Find the lines containing the word "chức" and copy every one of them.

>> Start Material provided

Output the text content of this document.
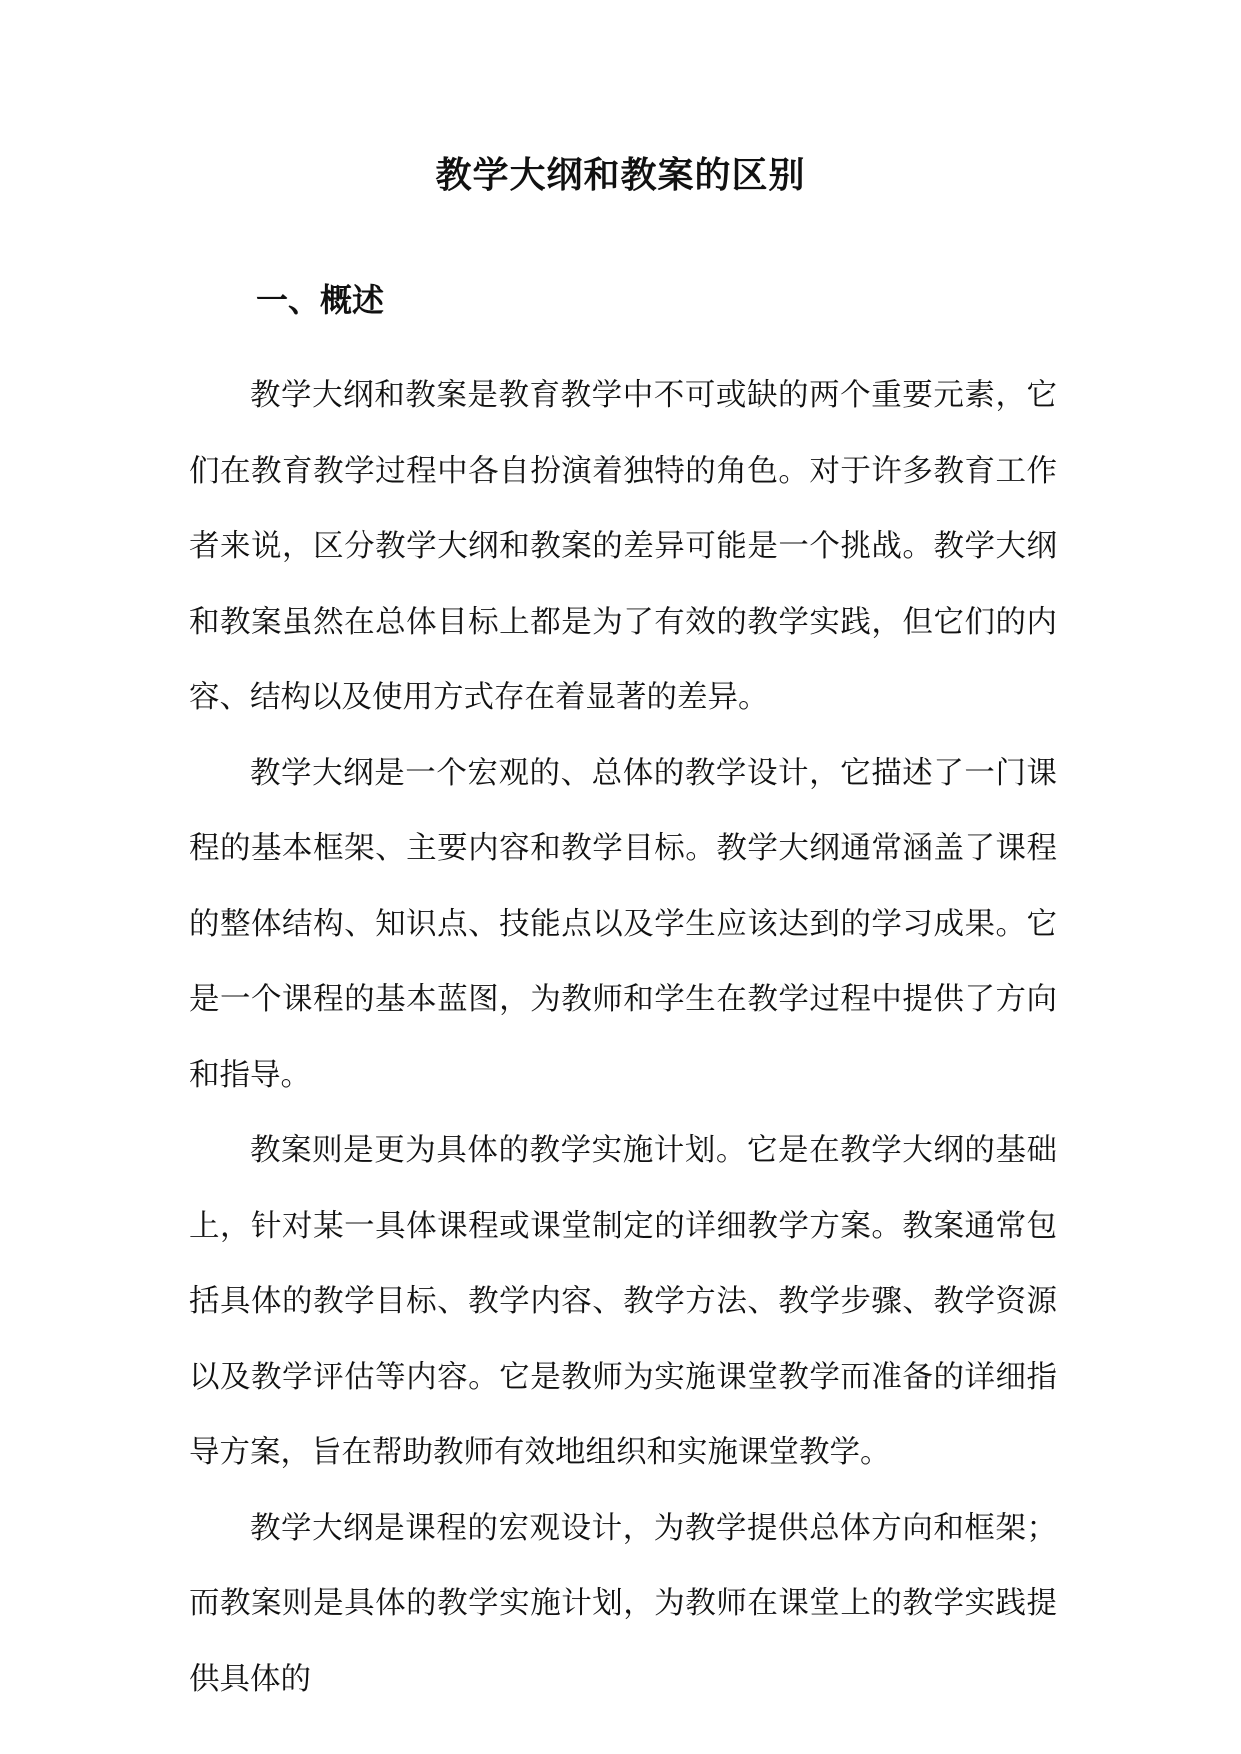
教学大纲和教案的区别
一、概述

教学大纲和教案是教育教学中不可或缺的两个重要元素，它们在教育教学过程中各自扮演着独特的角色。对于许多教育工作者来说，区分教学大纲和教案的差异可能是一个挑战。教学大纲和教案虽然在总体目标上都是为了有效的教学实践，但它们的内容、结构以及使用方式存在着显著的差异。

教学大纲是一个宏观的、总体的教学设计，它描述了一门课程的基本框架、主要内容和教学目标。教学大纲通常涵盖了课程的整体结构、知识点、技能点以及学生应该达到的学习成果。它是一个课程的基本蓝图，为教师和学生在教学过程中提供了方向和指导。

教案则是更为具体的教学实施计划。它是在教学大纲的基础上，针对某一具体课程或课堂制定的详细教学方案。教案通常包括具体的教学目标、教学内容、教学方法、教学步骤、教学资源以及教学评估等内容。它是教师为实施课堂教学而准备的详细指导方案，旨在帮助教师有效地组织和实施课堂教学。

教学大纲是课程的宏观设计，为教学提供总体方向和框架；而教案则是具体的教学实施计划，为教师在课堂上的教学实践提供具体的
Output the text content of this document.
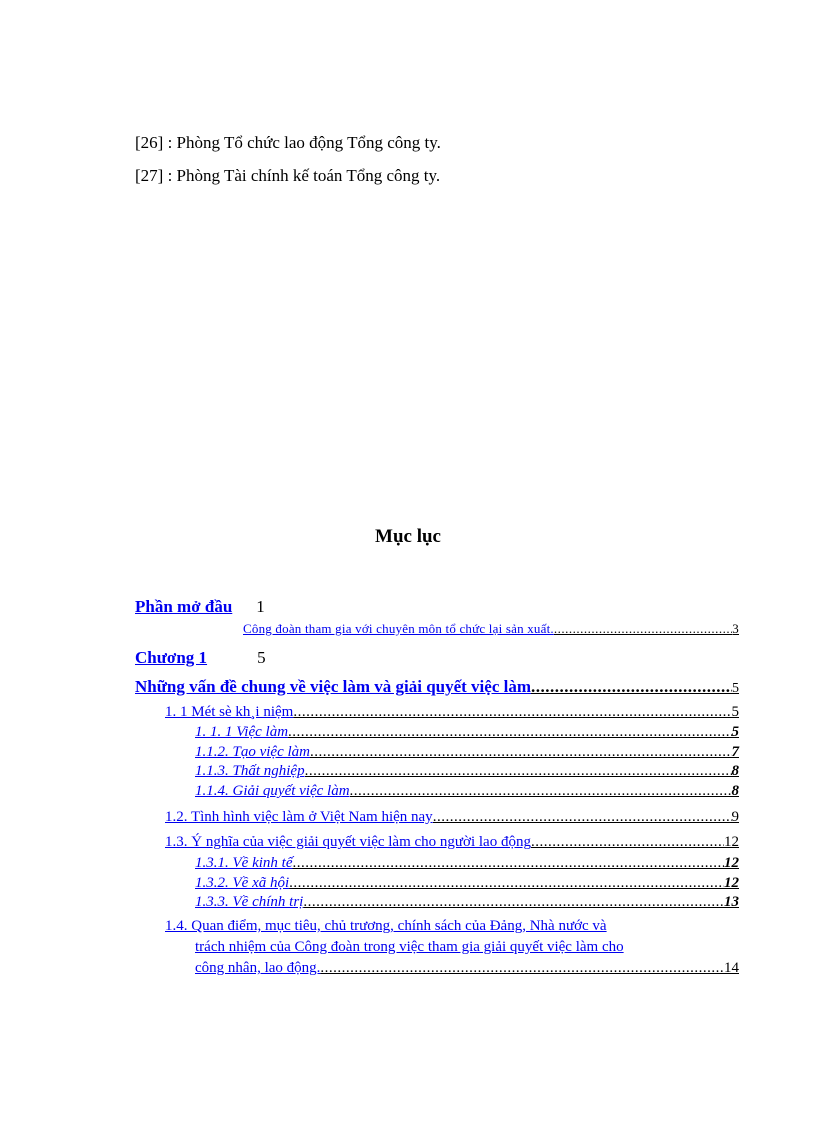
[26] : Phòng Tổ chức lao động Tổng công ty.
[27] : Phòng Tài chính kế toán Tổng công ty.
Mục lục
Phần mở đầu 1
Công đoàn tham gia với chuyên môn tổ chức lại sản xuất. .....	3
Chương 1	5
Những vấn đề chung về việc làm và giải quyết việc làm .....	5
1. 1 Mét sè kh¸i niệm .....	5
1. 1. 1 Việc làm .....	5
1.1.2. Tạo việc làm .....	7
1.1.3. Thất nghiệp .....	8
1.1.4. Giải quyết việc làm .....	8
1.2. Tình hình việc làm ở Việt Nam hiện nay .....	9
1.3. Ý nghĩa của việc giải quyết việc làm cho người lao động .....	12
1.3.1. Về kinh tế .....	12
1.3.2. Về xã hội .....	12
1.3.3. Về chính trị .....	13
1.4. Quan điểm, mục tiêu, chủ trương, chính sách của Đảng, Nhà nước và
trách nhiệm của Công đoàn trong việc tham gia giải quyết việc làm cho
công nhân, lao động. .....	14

>> End Material provided
>> Start Material provided

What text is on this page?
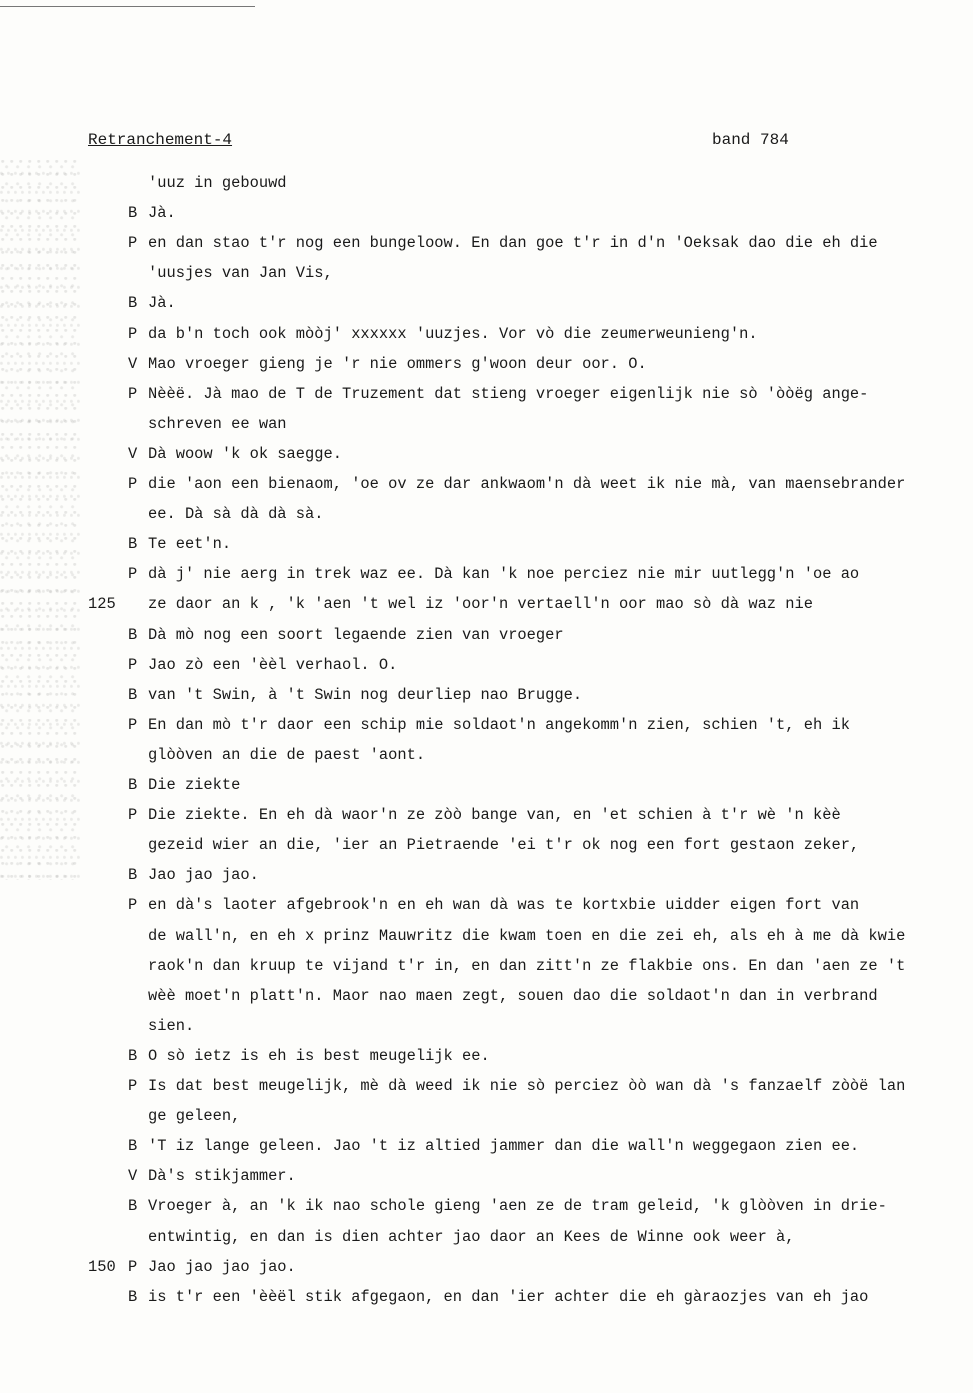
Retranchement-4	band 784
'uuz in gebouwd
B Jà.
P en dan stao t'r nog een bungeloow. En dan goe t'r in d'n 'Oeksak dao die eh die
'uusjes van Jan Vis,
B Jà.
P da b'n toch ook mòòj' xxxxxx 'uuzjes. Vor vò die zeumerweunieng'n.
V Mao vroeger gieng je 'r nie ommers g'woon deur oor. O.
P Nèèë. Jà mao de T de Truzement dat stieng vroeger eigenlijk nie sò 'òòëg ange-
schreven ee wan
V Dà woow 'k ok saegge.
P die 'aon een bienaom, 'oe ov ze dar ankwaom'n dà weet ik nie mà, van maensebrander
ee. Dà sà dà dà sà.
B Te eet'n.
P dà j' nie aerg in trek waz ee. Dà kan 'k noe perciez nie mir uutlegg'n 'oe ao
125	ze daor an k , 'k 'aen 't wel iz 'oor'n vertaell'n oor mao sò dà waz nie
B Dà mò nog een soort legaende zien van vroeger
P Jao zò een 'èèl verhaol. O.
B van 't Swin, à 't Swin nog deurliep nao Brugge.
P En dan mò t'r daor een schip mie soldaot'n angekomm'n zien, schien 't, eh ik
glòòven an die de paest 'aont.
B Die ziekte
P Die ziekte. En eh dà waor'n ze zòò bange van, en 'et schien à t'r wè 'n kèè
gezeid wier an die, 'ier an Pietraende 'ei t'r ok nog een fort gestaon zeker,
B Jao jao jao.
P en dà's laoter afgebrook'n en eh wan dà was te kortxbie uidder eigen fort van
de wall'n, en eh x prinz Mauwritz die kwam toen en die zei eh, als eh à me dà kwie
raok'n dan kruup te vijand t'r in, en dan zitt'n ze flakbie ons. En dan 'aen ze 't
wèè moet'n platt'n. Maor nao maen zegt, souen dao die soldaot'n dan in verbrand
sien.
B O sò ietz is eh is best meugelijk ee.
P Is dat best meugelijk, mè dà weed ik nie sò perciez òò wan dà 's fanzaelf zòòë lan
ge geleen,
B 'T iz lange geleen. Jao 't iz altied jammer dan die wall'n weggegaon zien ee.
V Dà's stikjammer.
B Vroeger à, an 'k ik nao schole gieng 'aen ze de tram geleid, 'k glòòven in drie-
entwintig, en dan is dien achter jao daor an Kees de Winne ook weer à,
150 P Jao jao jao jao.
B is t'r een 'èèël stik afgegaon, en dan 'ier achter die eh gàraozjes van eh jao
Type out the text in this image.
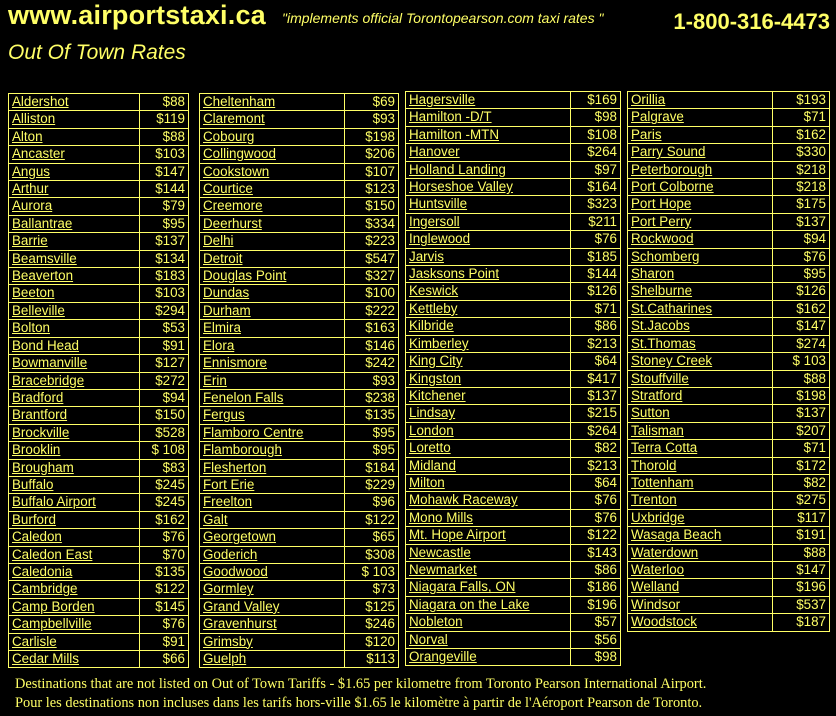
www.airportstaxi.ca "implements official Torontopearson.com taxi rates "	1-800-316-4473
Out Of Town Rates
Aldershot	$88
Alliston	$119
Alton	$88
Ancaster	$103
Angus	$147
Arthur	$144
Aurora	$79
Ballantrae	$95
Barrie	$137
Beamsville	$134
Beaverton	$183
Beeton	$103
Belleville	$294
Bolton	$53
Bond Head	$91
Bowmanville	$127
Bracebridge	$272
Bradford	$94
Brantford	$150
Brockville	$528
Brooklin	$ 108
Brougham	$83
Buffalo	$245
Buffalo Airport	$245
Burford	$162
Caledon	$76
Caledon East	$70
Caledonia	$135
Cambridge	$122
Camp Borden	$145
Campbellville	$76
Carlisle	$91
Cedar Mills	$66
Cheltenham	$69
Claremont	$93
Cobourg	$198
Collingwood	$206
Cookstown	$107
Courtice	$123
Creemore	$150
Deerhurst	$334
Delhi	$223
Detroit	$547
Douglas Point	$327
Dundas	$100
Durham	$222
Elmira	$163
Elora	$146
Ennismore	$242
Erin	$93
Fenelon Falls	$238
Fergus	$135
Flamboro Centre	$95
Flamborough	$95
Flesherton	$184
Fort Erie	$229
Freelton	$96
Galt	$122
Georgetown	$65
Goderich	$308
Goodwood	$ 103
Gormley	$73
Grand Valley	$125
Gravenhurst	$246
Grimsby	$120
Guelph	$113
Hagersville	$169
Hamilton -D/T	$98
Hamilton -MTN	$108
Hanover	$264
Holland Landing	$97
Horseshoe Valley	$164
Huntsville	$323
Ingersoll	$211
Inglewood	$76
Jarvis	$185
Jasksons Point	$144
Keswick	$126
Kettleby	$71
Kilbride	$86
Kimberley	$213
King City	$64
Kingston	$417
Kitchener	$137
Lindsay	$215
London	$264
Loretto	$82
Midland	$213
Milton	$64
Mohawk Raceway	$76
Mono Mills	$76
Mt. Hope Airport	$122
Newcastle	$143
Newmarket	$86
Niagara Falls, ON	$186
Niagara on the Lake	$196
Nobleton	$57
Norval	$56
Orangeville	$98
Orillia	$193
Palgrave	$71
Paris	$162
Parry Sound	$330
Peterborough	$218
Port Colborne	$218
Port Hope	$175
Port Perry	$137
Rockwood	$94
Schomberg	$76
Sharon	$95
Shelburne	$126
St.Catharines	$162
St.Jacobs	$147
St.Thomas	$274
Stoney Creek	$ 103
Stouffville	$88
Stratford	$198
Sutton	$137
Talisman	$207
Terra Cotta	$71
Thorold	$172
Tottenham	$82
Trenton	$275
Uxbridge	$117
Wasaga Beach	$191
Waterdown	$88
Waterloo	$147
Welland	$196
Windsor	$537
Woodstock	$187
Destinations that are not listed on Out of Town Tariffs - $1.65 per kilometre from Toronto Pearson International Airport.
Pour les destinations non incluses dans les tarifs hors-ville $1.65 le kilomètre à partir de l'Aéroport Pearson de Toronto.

>> End Material provided

● Result of this task
[26] : Phòng Tổ chức lao động Tổng công ty.
Công đoàn tham gia với chuyên môn tổ chức lại sản xuất. .....	3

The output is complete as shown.